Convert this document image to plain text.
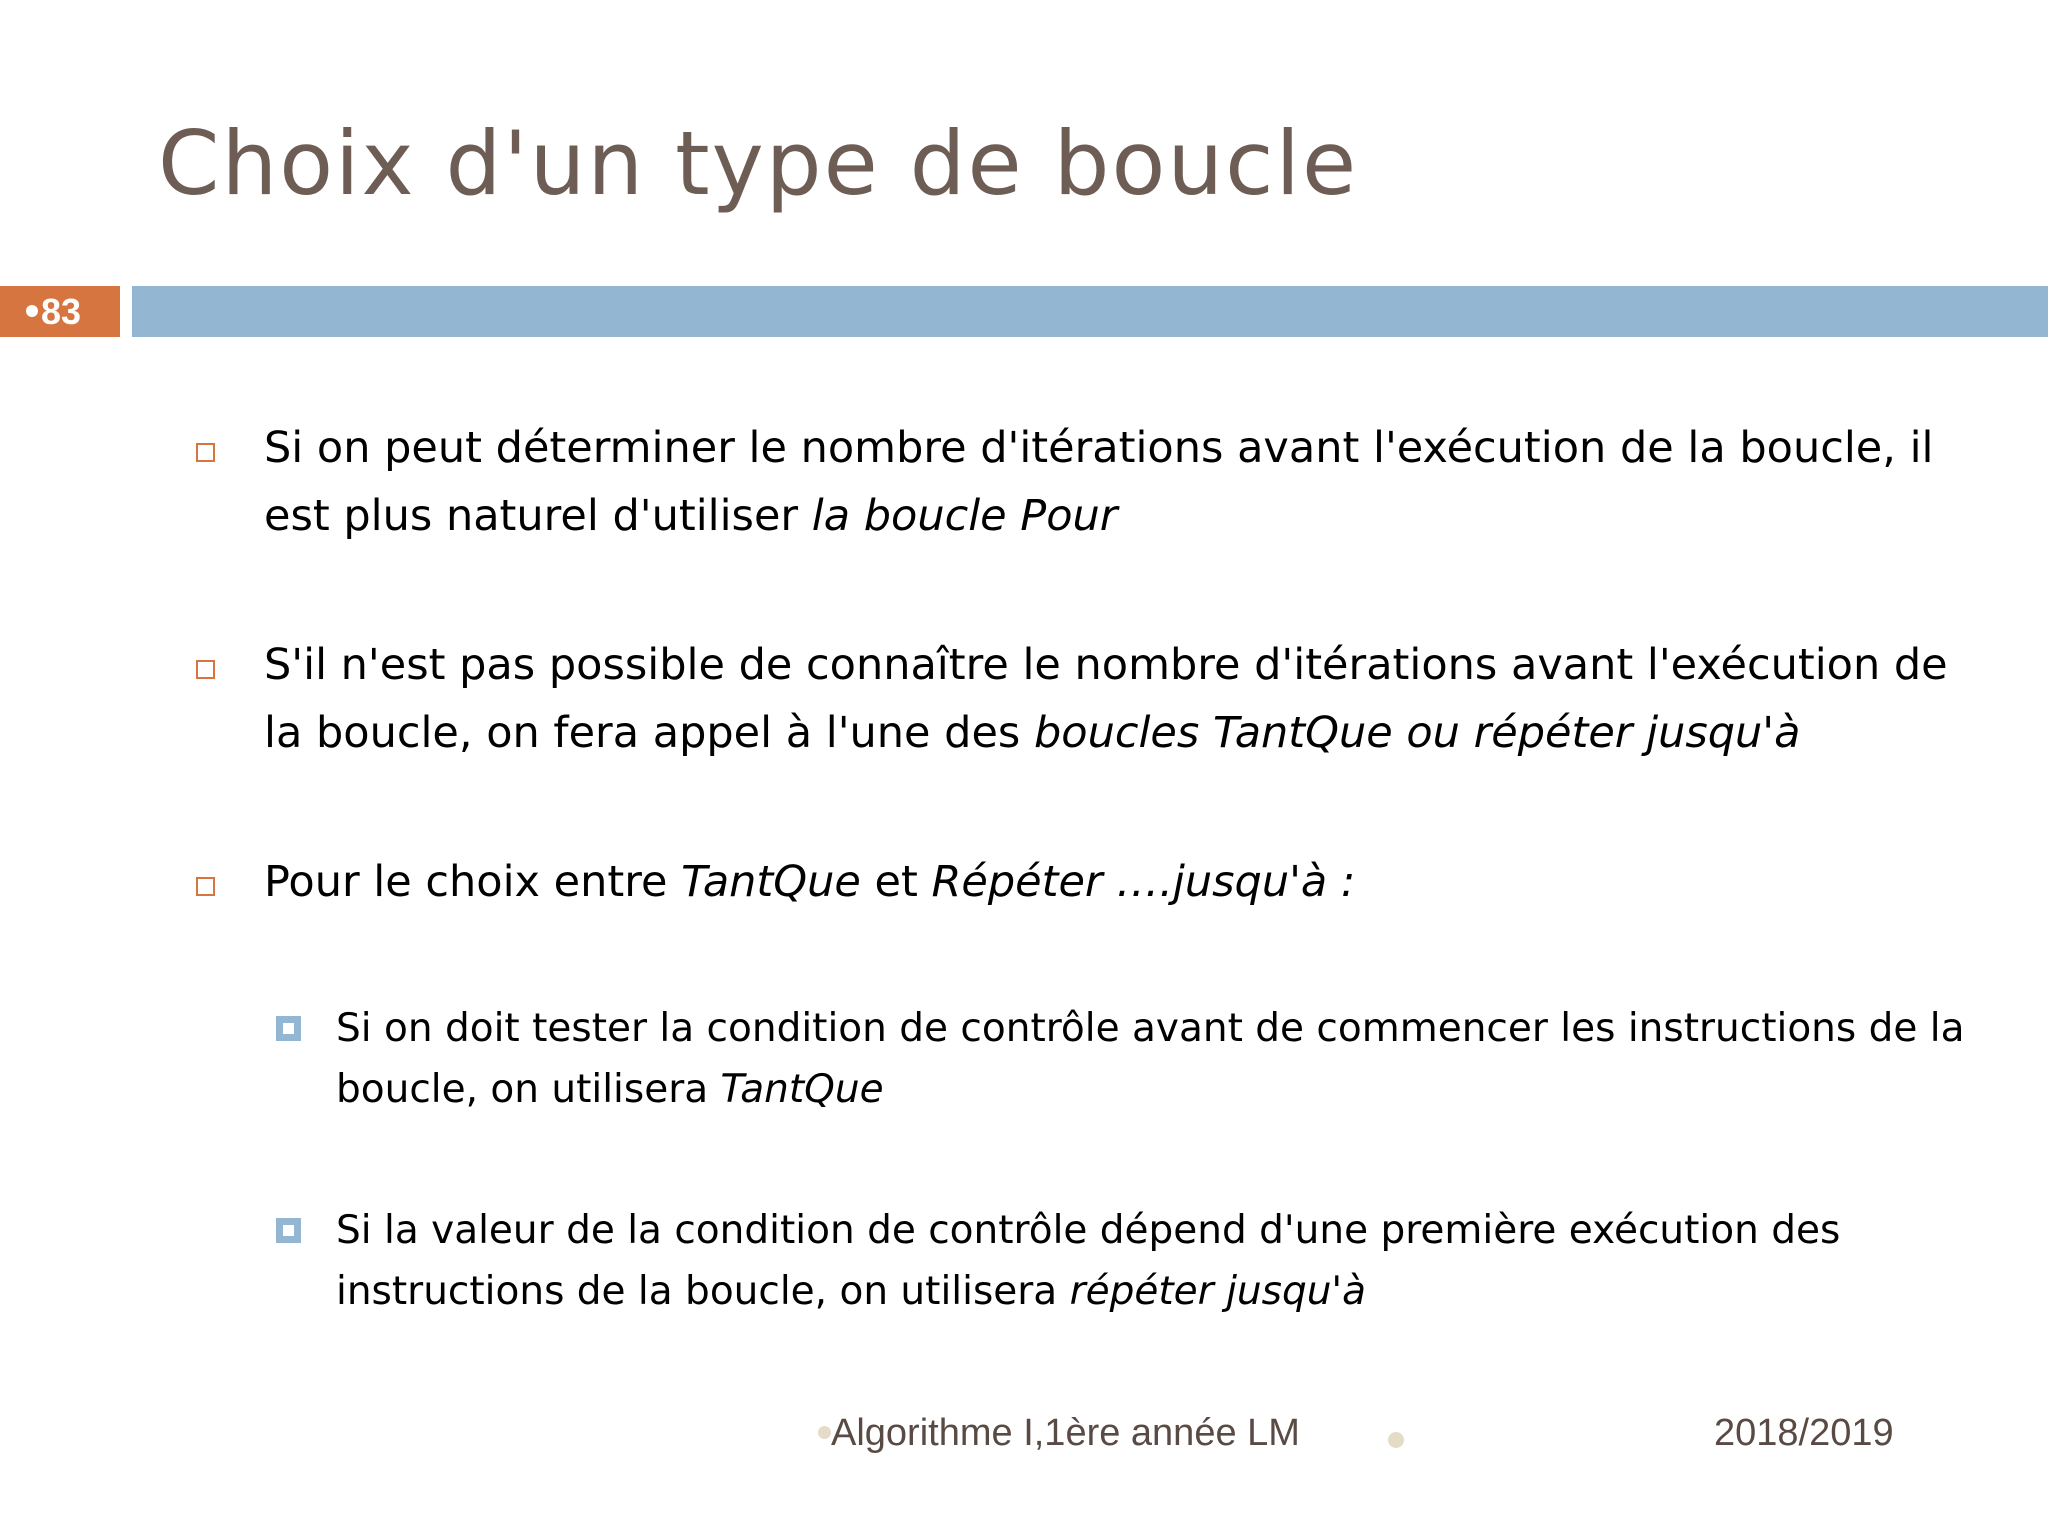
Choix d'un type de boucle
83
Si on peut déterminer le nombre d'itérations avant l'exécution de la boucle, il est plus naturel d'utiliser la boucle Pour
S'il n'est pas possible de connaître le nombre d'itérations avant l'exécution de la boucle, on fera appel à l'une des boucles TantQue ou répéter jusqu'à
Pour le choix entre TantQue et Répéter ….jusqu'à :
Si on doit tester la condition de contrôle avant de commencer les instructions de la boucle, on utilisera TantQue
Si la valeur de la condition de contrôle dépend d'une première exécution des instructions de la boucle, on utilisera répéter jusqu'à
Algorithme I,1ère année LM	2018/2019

◆ Aim of the exercise:
Read the entries and pick out all lines that include the word "Pour".

◆ Output for this task:
Si on peut déterminer le nombre d'itérations avant l'exécution de la boucle, il est plus naturel d'utiliser la boucle Pour
Pour le choix entre TantQue et Répéter ….jusqu'à :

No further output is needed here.